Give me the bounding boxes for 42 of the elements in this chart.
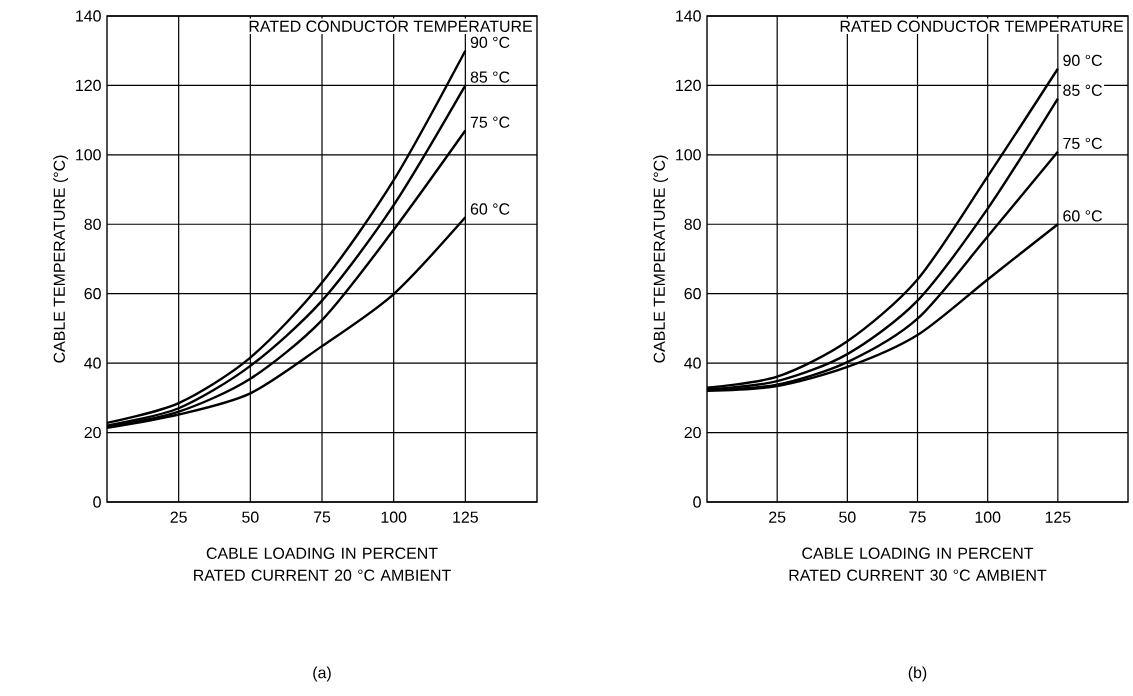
text: (a)	[313, 666, 331, 682]
y-tick-label: 20	[684, 426, 701, 439]
legend-title: RATED CONDUCTOR TEMPERATURE	[249, 20, 532, 32]
series-label: 60 °C	[470, 203, 510, 215]
y-tick-label: 40	[684, 357, 701, 369]
y-tick-label: 40	[84, 357, 101, 369]
series-label: 90 °C	[470, 36, 510, 48]
y-tick-label: 100	[676, 149, 701, 161]
y-tick-label: 0	[693, 496, 701, 508]
x-tick-label: 25	[170, 511, 187, 523]
x-tick-label: 75	[909, 511, 926, 523]
y-tick-label: 60	[84, 288, 101, 300]
legend-title: RATED CONDUCTOR TEMPERATURE	[840, 20, 1124, 32]
x-tick-label: 100	[975, 511, 1001, 523]
x-axis-title: CABLE LOADING IN PERCENT RATED CURRENT 30 °C AMBIENT	[789, 547, 1047, 581]
y-tick-label: 60	[684, 288, 701, 300]
series-label: 85 °C	[1063, 84, 1102, 96]
series-label: 60 °C	[1063, 210, 1102, 222]
text: (b)	[908, 666, 927, 682]
x-tick-label: 50	[839, 511, 856, 523]
series-label: 75 °C	[470, 116, 510, 128]
x-axis-title: CABLE LOADING IN PERCENT RATED CURRENT 20 °C AMBIENT	[194, 547, 451, 581]
y-tick-label: 80	[684, 218, 701, 230]
y-tick-label: 140	[676, 10, 701, 22]
series-label: 90 °C	[1063, 54, 1102, 67]
y-axis-title: CABLE TEMPERATURE (°C)	[53, 155, 69, 363]
x-tick-label: 125	[453, 511, 478, 523]
x-tick-label: 50	[242, 511, 259, 523]
y-tick-label: 80	[84, 218, 101, 230]
x-tick-label: 125	[1045, 511, 1071, 523]
y-tick-label: 140	[76, 10, 101, 22]
y-axis-title: CABLE TEMPERATURE (°C)	[653, 155, 669, 363]
series-label: 75 °C	[1063, 137, 1102, 150]
series-label: 85 °C	[470, 71, 510, 83]
x-tick-label: 75	[313, 511, 331, 523]
x-tick-label: 25	[769, 511, 786, 523]
y-tick-label: 20	[84, 426, 101, 439]
x-tick-label: 100	[381, 511, 407, 523]
y-tick-label: 120	[76, 79, 101, 92]
y-tick-label: 0	[93, 496, 101, 508]
y-tick-label: 120	[676, 79, 701, 92]
y-tick-label: 100	[76, 149, 101, 161]
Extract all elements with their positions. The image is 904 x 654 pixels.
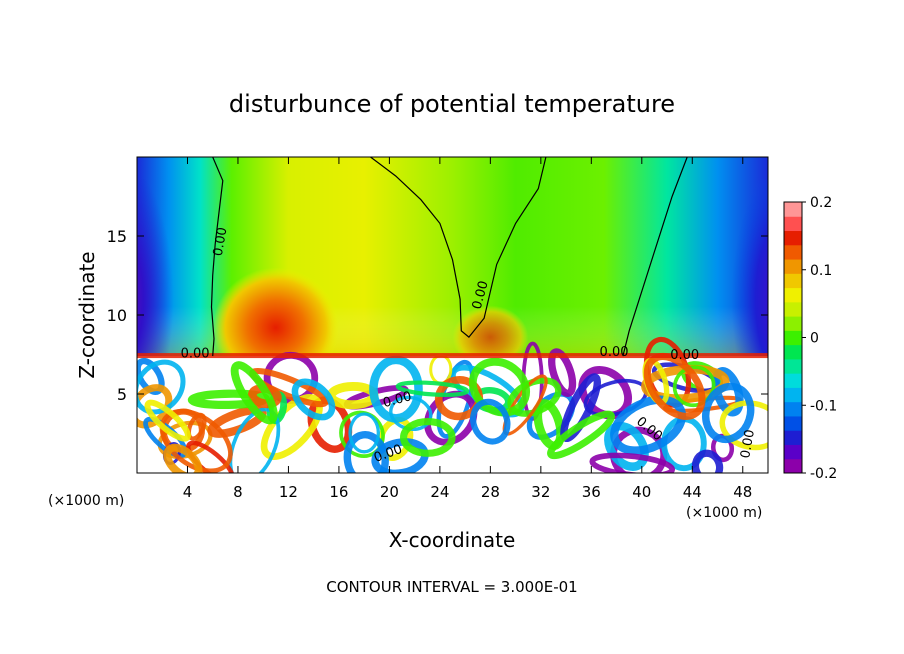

> [Exercise prompt]:
Reproduce every line of the records above verbatim, omitting the pictures.

> [Exercise result]:
Give me the bounding boxes for 42 of the elements in this chart.
text: (a)	[313, 666, 331, 682]
y-tick-label: 20	[684, 426, 701, 439]
legend-title: RATED CONDUCTOR TEMPERATURE	[249, 20, 532, 32]
series-label: 60 °C	[470, 203, 510, 215]
y-tick-label: 40	[684, 357, 701, 369]
y-tick-label: 40	[84, 357, 101, 369]
series-label: 90 °C	[470, 36, 510, 48]
y-tick-label: 100	[676, 149, 701, 161]
y-tick-label: 0	[693, 496, 701, 508]
x-tick-label: 25	[170, 511, 187, 523]
x-tick-label: 75	[909, 511, 926, 523]
y-tick-label: 60	[84, 288, 101, 300]
legend-title: RATED CONDUCTOR TEMPERATURE	[840, 20, 1124, 32]
x-tick-label: 100	[975, 511, 1001, 523]
x-axis-title: CABLE LOADING IN PERCENT RATED CURRENT 30 °C AMBIENT	[789, 547, 1047, 581]
y-tick-label: 60	[684, 288, 701, 300]
series-label: 85 °C	[1063, 84, 1102, 96]
series-label: 60 °C	[1063, 210, 1102, 222]
text: (b)	[908, 666, 927, 682]
x-tick-label: 50	[839, 511, 856, 523]
series-label: 75 °C	[470, 116, 510, 128]
x-axis-title: CABLE LOADING IN PERCENT RATED CURRENT 20 °C AMBIENT	[194, 547, 451, 581]
y-tick-label: 80	[684, 218, 701, 230]
y-tick-label: 140	[676, 10, 701, 22]
series-label: 90 °C	[1063, 54, 1102, 67]
y-axis-title: CABLE TEMPERATURE (°C)	[53, 155, 69, 363]
x-tick-label: 125	[453, 511, 478, 523]
x-tick-label: 50	[242, 511, 259, 523]
y-tick-label: 80	[84, 218, 101, 230]
x-tick-label: 125	[1045, 511, 1071, 523]
y-tick-label: 140	[76, 10, 101, 22]
y-axis-title: CABLE TEMPERATURE (°C)	[653, 155, 669, 363]
series-label: 75 °C	[1063, 137, 1102, 150]
series-label: 85 °C	[470, 71, 510, 83]
x-tick-label: 75	[313, 511, 331, 523]
x-tick-label: 25	[769, 511, 786, 523]
y-tick-label: 20	[84, 426, 101, 439]
x-tick-label: 100	[381, 511, 407, 523]
y-tick-label: 120	[76, 79, 101, 92]
y-tick-label: 0	[93, 496, 101, 508]
y-tick-label: 120	[676, 79, 701, 92]
y-tick-label: 100	[76, 149, 101, 161]
Extract all elements with their positions. The image is 904 x 654 pixels.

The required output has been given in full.